(Rows from a dataset)

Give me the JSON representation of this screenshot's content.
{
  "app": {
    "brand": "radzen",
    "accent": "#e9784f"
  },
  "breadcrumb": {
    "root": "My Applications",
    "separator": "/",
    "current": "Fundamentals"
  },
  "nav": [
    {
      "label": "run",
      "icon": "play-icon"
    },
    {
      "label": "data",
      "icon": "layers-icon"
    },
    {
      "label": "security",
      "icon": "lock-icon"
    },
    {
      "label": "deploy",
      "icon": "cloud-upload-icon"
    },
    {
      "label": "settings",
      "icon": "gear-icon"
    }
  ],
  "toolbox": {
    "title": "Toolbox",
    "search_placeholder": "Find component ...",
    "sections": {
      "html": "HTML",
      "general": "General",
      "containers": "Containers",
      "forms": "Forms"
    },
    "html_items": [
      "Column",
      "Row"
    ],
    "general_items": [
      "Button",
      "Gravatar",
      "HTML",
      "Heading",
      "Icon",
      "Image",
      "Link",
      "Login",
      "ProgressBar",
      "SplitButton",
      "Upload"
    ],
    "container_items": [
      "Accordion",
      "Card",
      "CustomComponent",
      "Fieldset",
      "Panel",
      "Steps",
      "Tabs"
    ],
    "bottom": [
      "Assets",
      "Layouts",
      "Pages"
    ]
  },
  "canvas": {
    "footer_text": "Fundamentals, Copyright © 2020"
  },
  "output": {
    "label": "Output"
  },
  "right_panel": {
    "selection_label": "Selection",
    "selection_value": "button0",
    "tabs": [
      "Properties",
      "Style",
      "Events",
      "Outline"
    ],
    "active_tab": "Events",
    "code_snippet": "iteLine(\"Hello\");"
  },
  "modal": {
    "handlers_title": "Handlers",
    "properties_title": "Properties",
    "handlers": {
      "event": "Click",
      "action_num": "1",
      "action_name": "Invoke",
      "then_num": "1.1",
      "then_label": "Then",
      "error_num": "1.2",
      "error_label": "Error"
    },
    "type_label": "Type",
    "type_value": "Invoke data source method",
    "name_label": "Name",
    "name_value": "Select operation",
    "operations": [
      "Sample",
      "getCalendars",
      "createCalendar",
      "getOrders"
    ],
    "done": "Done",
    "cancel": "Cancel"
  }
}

**What the task asks:** Reproduce the entries above in full, verbatim.

**Result of this task:**
Give me the JSON representation of this screenshot's content.
{
  "app": {
    "brand": "radzen",
    "accent": "#e9784f"
  },
  "breadcrumb": {
    "root": "My Applications",
    "separator": "/",
    "current": "Fundamentals"
  },
  "nav": [
    {
      "label": "run",
      "icon": "play-icon"
    },
    {
      "label": "data",
      "icon": "layers-icon"
    },
    {
      "label": "security",
      "icon": "lock-icon"
    },
    {
      "label": "deploy",
      "icon": "cloud-upload-icon"
    },
    {
      "label": "settings",
      "icon": "gear-icon"
    }
  ],
  "toolbox": {
    "title": "Toolbox",
    "search_placeholder": "Find component ...",
    "sections": {
      "html": "HTML",
      "general": "General",
      "containers": "Containers",
      "forms": "Forms"
    },
    "html_items": [
      "Column",
      "Row"
    ],
    "general_items": [
      "Button",
      "Gravatar",
      "HTML",
      "Heading",
      "Icon",
      "Image",
      "Link",
      "Login",
      "ProgressBar",
      "SplitButton",
      "Upload"
    ],
    "container_items": [
      "Accordion",
      "Card",
      "CustomComponent",
      "Fieldset",
      "Panel",
      "Steps",
      "Tabs"
    ],
    "bottom": [
      "Assets",
      "Layouts",
      "Pages"
    ]
  },
  "canvas": {
    "footer_text": "Fundamentals, Copyright © 2020"
  },
  "output": {
    "label": "Output"
  },
  "right_panel": {
    "selection_label": "Selection",
    "selection_value": "button0",
    "tabs": [
      "Properties",
      "Style",
      "Events",
      "Outline"
    ],
    "active_tab": "Events",
    "code_snippet": "iteLine(\"Hello\");"
  },
  "modal": {
    "handlers_title": "Handlers",
    "properties_title": "Properties",
    "handlers": {
      "event": "Click",
      "action_num": "1",
      "action_name": "Invoke",
      "then_num": "1.1",
      "then_label": "Then",
      "error_num": "1.2",
      "error_label": "Error"
    },
    "type_label": "Type",
    "type_value": "Invoke data source method",
    "name_label": "Name",
    "name_value": "Select operation",
    "operations": [
      "Sample",
      "getCalendars",
      "createCalendar",
      "getOrders"
    ],
    "done": "Done",
    "cancel": "Cancel"
  }
}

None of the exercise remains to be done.